**Exercise objective:** Restate the entries below verbatim.

**Listed records:**
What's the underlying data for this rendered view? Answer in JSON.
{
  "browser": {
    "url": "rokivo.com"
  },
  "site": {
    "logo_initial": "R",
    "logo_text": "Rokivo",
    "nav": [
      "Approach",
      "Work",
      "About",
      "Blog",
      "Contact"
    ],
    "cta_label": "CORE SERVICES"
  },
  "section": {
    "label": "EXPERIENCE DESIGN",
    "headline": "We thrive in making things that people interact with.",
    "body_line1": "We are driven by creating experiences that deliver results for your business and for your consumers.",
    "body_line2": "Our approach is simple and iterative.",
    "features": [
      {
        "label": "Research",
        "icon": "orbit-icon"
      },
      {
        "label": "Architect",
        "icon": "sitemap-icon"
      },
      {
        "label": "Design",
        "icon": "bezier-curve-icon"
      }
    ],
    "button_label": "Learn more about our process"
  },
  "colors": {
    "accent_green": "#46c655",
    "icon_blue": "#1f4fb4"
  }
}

**Solution to this problem:**
What's the underlying data for this rendered view? Answer in JSON.
{
  "browser": {
    "url": "rokivo.com"
  },
  "site": {
    "logo_initial": "R",
    "logo_text": "Rokivo",
    "nav": [
      "Approach",
      "Work",
      "About",
      "Blog",
      "Contact"
    ],
    "cta_label": "CORE SERVICES"
  },
  "section": {
    "label": "EXPERIENCE DESIGN",
    "headline": "We thrive in making things that people interact with.",
    "body_line1": "We are driven by creating experiences that deliver results for your business and for your consumers.",
    "body_line2": "Our approach is simple and iterative.",
    "features": [
      {
        "label": "Research",
        "icon": "orbit-icon"
      },
      {
        "label": "Architect",
        "icon": "sitemap-icon"
      },
      {
        "label": "Design",
        "icon": "bezier-curve-icon"
      }
    ],
    "button_label": "Learn more about our process"
  },
  "colors": {
    "accent_green": "#46c655",
    "icon_blue": "#1f4fb4"
  }
}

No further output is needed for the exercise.